Transcribe every entry word for word, but skip the images.

— begin —

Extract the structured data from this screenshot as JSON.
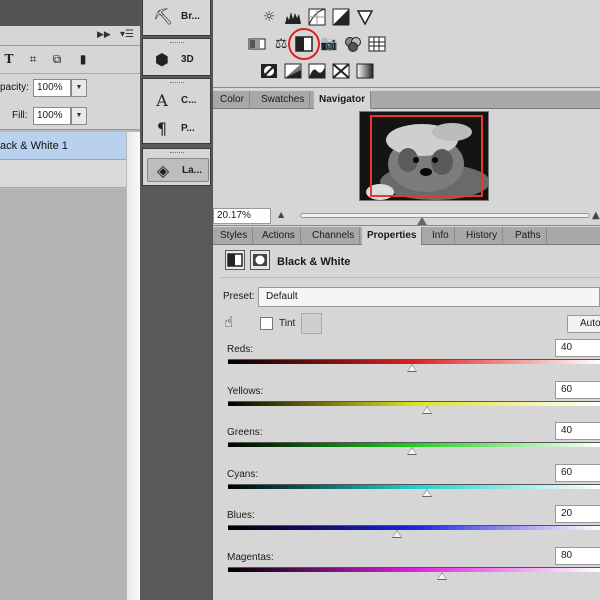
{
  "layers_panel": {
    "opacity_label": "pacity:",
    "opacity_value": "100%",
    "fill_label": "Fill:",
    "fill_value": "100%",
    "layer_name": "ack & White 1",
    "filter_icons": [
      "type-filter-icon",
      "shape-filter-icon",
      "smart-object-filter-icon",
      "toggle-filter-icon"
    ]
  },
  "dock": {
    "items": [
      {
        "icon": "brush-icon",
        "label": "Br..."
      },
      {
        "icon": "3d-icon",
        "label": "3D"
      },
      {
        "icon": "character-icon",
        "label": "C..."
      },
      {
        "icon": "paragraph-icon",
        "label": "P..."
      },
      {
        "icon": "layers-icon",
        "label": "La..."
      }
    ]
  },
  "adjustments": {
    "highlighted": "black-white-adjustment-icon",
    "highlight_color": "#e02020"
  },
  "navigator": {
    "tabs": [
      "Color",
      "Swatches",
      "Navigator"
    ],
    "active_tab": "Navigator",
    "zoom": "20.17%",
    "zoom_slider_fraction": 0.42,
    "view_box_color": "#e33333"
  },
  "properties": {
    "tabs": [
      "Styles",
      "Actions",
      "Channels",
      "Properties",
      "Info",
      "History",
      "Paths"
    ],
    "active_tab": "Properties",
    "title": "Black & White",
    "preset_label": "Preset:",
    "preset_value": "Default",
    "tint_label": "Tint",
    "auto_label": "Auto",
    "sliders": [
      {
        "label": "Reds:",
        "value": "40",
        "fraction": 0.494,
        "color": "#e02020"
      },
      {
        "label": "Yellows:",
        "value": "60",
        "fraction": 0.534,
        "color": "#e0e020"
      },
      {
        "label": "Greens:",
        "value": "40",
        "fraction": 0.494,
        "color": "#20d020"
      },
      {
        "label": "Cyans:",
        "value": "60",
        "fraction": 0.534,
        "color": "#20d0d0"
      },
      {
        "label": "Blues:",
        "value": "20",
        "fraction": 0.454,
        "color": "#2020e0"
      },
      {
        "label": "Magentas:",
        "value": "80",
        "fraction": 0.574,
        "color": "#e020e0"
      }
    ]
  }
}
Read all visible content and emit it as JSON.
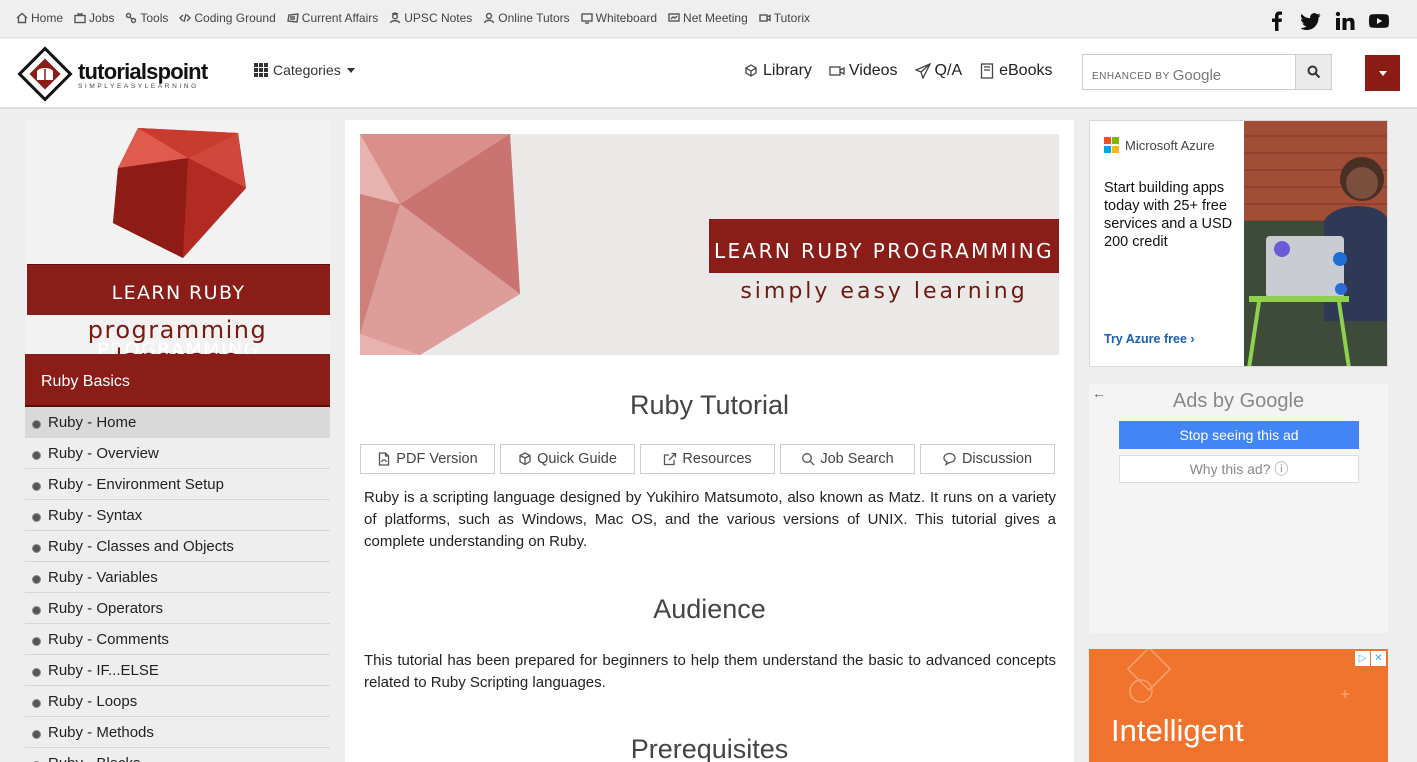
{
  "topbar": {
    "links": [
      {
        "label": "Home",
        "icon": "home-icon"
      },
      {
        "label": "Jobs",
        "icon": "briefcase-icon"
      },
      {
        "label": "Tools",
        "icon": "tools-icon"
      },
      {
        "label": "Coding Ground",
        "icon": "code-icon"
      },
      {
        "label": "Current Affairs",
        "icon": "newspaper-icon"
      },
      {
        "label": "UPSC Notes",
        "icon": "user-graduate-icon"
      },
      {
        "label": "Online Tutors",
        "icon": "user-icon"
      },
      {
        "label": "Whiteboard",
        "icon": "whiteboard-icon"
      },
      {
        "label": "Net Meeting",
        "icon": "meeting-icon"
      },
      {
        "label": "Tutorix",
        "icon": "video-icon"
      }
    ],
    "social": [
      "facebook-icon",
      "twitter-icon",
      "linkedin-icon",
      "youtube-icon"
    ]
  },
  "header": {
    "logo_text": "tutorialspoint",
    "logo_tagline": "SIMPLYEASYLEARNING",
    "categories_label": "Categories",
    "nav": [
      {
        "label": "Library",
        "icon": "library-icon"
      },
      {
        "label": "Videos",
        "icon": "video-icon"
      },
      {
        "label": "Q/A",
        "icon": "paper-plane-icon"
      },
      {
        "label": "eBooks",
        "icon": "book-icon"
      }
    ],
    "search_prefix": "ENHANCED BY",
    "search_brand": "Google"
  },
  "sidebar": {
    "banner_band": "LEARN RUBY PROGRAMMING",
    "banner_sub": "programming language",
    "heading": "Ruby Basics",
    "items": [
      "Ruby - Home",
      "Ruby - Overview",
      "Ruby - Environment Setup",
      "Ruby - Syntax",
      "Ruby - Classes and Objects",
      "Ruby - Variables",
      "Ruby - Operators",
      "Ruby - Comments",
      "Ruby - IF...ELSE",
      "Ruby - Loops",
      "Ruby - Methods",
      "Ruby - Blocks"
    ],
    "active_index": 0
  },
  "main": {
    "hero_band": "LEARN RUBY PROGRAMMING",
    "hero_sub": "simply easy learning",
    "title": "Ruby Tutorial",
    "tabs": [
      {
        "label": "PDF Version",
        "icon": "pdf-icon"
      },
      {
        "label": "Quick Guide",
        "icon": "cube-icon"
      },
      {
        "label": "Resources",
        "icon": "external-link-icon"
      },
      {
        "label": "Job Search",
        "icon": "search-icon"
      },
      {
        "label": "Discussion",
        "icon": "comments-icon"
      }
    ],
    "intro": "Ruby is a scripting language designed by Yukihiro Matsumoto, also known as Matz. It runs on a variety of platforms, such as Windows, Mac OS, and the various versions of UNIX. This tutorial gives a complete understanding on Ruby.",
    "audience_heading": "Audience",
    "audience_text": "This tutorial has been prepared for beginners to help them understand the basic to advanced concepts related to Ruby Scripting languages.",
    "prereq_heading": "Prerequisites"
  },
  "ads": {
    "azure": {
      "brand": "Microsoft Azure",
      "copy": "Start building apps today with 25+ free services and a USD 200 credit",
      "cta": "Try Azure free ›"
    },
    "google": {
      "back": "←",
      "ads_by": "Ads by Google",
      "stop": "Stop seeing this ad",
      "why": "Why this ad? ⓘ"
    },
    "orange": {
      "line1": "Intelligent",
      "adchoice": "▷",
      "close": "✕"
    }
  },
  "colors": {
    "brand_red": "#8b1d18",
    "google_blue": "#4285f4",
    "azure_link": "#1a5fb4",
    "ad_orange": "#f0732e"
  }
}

— end —

* Solution for this problem *
Extract the structured data from this screenshot as JSON.
{
  "layers_panel": {
    "opacity_label": "pacity:",
    "opacity_value": "100%",
    "fill_label": "Fill:",
    "fill_value": "100%",
    "layer_name": "ack & White 1",
    "filter_icons": [
      "type-filter-icon",
      "shape-filter-icon",
      "smart-object-filter-icon",
      "toggle-filter-icon"
    ]
  },
  "dock": {
    "items": [
      {
        "icon": "brush-icon",
        "label": "Br..."
      },
      {
        "icon": "3d-icon",
        "label": "3D"
      },
      {
        "icon": "character-icon",
        "label": "C..."
      },
      {
        "icon": "paragraph-icon",
        "label": "P..."
      },
      {
        "icon": "layers-icon",
        "label": "La..."
      }
    ]
  },
  "adjustments": {
    "highlighted": "black-white-adjustment-icon",
    "highlight_color": "#e02020"
  },
  "navigator": {
    "tabs": [
      "Color",
      "Swatches",
      "Navigator"
    ],
    "active_tab": "Navigator",
    "zoom": "20.17%",
    "zoom_slider_fraction": 0.42,
    "view_box_color": "#e33333"
  },
  "properties": {
    "tabs": [
      "Styles",
      "Actions",
      "Channels",
      "Properties",
      "Info",
      "History",
      "Paths"
    ],
    "active_tab": "Properties",
    "title": "Black & White",
    "preset_label": "Preset:",
    "preset_value": "Default",
    "tint_label": "Tint",
    "auto_label": "Auto",
    "sliders": [
      {
        "label": "Reds:",
        "value": "40",
        "fraction": 0.494,
        "color": "#e02020"
      },
      {
        "label": "Yellows:",
        "value": "60",
        "fraction": 0.534,
        "color": "#e0e020"
      },
      {
        "label": "Greens:",
        "value": "40",
        "fraction": 0.494,
        "color": "#20d020"
      },
      {
        "label": "Cyans:",
        "value": "60",
        "fraction": 0.534,
        "color": "#20d0d0"
      },
      {
        "label": "Blues:",
        "value": "20",
        "fraction": 0.454,
        "color": "#2020e0"
      },
      {
        "label": "Magentas:",
        "value": "80",
        "fraction": 0.574,
        "color": "#e020e0"
      }
    ]
  }
}
Read all visible content and emit it as JSON.
{
  "topbar": {
    "links": [
      {
        "label": "Home",
        "icon": "home-icon"
      },
      {
        "label": "Jobs",
        "icon": "briefcase-icon"
      },
      {
        "label": "Tools",
        "icon": "tools-icon"
      },
      {
        "label": "Coding Ground",
        "icon": "code-icon"
      },
      {
        "label": "Current Affairs",
        "icon": "newspaper-icon"
      },
      {
        "label": "UPSC Notes",
        "icon": "user-graduate-icon"
      },
      {
        "label": "Online Tutors",
        "icon": "user-icon"
      },
      {
        "label": "Whiteboard",
        "icon": "whiteboard-icon"
      },
      {
        "label": "Net Meeting",
        "icon": "meeting-icon"
      },
      {
        "label": "Tutorix",
        "icon": "video-icon"
      }
    ],
    "social": [
      "facebook-icon",
      "twitter-icon",
      "linkedin-icon",
      "youtube-icon"
    ]
  },
  "header": {
    "logo_text": "tutorialspoint",
    "logo_tagline": "SIMPLYEASYLEARNING",
    "categories_label": "Categories",
    "nav": [
      {
        "label": "Library",
        "icon": "library-icon"
      },
      {
        "label": "Videos",
        "icon": "video-icon"
      },
      {
        "label": "Q/A",
        "icon": "paper-plane-icon"
      },
      {
        "label": "eBooks",
        "icon": "book-icon"
      }
    ],
    "search_prefix": "ENHANCED BY",
    "search_brand": "Google"
  },
  "sidebar": {
    "banner_band": "LEARN RUBY PROGRAMMING",
    "banner_sub": "programming language",
    "heading": "Ruby Basics",
    "items": [
      "Ruby - Home",
      "Ruby - Overview",
      "Ruby - Environment Setup",
      "Ruby - Syntax",
      "Ruby - Classes and Objects",
      "Ruby - Variables",
      "Ruby - Operators",
      "Ruby - Comments",
      "Ruby - IF...ELSE",
      "Ruby - Loops",
      "Ruby - Methods",
      "Ruby - Blocks"
    ],
    "active_index": 0
  },
  "main": {
    "hero_band": "LEARN RUBY PROGRAMMING",
    "hero_sub": "simply easy learning",
    "title": "Ruby Tutorial",
    "tabs": [
      {
        "label": "PDF Version",
        "icon": "pdf-icon"
      },
      {
        "label": "Quick Guide",
        "icon": "cube-icon"
      },
      {
        "label": "Resources",
        "icon": "external-link-icon"
      },
      {
        "label": "Job Search",
        "icon": "search-icon"
      },
      {
        "label": "Discussion",
        "icon": "comments-icon"
      }
    ],
    "intro": "Ruby is a scripting language designed by Yukihiro Matsumoto, also known as Matz. It runs on a variety of platforms, such as Windows, Mac OS, and the various versions of UNIX. This tutorial gives a complete understanding on Ruby.",
    "audience_heading": "Audience",
    "audience_text": "This tutorial has been prepared for beginners to help them understand the basic to advanced concepts related to Ruby Scripting languages.",
    "prereq_heading": "Prerequisites"
  },
  "ads": {
    "azure": {
      "brand": "Microsoft Azure",
      "copy": "Start building apps today with 25+ free services and a USD 200 credit",
      "cta": "Try Azure free ›"
    },
    "google": {
      "back": "←",
      "ads_by": "Ads by Google",
      "stop": "Stop seeing this ad",
      "why": "Why this ad? ⓘ"
    },
    "orange": {
      "line1": "Intelligent",
      "adchoice": "▷",
      "close": "✕"
    }
  },
  "colors": {
    "brand_red": "#8b1d18",
    "google_blue": "#4285f4",
    "azure_link": "#1a5fb4",
    "ad_orange": "#f0732e"
  }
}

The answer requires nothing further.